(Items listed in a dataset)
--------------------------------

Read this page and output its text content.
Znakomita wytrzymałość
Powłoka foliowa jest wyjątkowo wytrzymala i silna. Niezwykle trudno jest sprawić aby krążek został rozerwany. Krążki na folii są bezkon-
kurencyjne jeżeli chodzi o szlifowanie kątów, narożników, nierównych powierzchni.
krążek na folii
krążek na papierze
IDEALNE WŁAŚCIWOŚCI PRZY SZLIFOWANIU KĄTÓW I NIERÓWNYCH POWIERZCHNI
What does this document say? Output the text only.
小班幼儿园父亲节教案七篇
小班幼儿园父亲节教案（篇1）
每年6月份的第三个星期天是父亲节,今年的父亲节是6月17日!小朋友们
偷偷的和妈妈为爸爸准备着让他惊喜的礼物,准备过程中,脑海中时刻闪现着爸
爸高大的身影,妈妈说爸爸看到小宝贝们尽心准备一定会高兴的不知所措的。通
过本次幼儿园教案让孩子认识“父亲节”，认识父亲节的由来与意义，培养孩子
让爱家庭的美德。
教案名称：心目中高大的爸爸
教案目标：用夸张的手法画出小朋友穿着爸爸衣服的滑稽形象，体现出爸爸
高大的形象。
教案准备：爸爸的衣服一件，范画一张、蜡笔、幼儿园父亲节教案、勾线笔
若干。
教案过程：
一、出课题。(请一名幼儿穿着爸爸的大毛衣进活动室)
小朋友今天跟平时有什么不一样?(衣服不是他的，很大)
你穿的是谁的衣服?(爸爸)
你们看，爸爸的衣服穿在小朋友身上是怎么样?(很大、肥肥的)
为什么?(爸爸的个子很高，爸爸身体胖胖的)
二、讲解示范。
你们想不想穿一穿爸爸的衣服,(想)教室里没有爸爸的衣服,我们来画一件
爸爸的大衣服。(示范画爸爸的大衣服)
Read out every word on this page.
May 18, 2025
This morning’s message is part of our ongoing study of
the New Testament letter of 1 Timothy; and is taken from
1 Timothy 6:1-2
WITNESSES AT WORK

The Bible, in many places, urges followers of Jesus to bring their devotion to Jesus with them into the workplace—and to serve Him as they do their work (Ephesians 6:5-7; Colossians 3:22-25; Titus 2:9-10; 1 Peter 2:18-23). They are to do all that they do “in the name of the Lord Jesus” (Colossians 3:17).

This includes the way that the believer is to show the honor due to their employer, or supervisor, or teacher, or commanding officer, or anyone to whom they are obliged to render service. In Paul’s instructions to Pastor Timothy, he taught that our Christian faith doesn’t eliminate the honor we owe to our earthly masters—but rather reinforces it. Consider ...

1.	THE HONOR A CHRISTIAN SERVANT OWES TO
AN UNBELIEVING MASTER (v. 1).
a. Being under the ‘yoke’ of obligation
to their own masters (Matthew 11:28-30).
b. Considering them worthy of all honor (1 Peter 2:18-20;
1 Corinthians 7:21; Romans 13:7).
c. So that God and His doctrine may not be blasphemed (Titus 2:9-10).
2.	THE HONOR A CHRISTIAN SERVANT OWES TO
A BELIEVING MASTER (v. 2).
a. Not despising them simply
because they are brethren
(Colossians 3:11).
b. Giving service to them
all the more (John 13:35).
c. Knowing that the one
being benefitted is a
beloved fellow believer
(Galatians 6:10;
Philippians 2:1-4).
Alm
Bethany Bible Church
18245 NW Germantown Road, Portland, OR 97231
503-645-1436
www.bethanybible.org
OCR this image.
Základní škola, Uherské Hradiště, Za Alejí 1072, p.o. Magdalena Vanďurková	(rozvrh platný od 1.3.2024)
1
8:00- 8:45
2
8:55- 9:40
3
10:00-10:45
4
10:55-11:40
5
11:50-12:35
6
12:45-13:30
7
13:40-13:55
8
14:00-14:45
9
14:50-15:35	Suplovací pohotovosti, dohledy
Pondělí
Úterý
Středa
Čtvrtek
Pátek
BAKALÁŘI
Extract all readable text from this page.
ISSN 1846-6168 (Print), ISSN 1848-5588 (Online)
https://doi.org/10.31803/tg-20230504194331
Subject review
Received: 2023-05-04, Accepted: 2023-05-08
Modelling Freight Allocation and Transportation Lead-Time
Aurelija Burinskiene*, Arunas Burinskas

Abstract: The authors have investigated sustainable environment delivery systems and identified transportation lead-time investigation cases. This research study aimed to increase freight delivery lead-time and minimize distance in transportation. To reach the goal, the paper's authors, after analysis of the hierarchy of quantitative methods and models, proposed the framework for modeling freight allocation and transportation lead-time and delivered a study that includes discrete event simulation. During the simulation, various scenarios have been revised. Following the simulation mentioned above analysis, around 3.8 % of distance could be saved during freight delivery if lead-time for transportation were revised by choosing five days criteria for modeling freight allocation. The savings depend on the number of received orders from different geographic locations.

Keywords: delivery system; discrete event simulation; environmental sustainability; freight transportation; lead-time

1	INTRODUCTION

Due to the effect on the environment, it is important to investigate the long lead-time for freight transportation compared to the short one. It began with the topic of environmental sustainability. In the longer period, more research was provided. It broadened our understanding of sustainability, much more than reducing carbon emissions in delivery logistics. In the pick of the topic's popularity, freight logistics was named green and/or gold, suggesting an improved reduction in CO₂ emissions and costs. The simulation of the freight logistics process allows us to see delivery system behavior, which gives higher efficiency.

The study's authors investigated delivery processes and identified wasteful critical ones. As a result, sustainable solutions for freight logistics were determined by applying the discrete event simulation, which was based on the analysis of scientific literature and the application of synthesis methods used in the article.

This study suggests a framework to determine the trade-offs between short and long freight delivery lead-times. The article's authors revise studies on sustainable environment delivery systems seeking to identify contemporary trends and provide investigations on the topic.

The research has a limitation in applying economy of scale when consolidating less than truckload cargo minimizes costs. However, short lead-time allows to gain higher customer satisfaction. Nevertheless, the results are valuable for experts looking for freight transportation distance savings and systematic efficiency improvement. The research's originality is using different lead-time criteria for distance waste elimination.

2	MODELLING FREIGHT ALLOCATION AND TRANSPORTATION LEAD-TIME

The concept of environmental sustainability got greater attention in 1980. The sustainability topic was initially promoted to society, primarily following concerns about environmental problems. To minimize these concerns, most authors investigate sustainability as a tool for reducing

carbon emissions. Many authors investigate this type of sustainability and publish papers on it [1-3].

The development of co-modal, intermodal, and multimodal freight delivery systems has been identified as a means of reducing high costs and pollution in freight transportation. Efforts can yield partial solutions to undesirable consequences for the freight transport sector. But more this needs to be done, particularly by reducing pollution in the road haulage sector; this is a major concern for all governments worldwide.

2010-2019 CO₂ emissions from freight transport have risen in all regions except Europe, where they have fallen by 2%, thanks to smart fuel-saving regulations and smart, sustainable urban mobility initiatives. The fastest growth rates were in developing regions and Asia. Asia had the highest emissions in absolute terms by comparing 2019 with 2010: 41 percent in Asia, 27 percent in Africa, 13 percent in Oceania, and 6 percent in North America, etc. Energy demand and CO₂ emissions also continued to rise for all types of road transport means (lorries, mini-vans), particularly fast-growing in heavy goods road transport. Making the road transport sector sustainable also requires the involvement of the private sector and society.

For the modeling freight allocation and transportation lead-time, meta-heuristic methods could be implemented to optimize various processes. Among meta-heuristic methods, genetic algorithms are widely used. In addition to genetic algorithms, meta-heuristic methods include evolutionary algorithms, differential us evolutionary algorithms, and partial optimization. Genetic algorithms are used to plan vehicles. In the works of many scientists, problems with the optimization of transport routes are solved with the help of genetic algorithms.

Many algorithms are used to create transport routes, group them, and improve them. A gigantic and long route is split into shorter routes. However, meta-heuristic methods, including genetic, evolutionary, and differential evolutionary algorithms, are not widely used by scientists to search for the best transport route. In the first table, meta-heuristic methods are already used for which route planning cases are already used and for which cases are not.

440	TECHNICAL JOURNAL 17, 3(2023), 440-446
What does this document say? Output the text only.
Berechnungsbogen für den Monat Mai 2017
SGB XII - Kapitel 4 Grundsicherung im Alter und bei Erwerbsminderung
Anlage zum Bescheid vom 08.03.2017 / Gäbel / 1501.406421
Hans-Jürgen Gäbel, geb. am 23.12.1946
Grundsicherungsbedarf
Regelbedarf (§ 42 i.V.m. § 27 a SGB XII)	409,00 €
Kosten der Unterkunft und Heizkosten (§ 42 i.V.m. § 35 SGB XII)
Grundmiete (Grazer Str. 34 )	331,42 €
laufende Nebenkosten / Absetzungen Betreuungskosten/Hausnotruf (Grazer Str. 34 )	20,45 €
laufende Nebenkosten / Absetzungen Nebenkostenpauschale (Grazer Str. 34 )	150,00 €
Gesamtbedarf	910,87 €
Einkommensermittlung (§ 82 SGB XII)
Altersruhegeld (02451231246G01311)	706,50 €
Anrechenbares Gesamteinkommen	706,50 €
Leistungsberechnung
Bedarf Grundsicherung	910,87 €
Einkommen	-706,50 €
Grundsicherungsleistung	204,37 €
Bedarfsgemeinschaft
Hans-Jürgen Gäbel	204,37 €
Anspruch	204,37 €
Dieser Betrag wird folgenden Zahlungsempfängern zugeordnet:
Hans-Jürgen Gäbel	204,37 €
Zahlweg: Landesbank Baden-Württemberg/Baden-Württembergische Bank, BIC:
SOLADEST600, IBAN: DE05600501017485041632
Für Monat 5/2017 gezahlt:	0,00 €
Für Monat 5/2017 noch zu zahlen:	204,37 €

--------------------------------

▶ TASK INSTRUCTIONS: State how many lines of the listing hold the string "genetic"; reply with the number and nothing else.

▶ RESULT BELOW: 2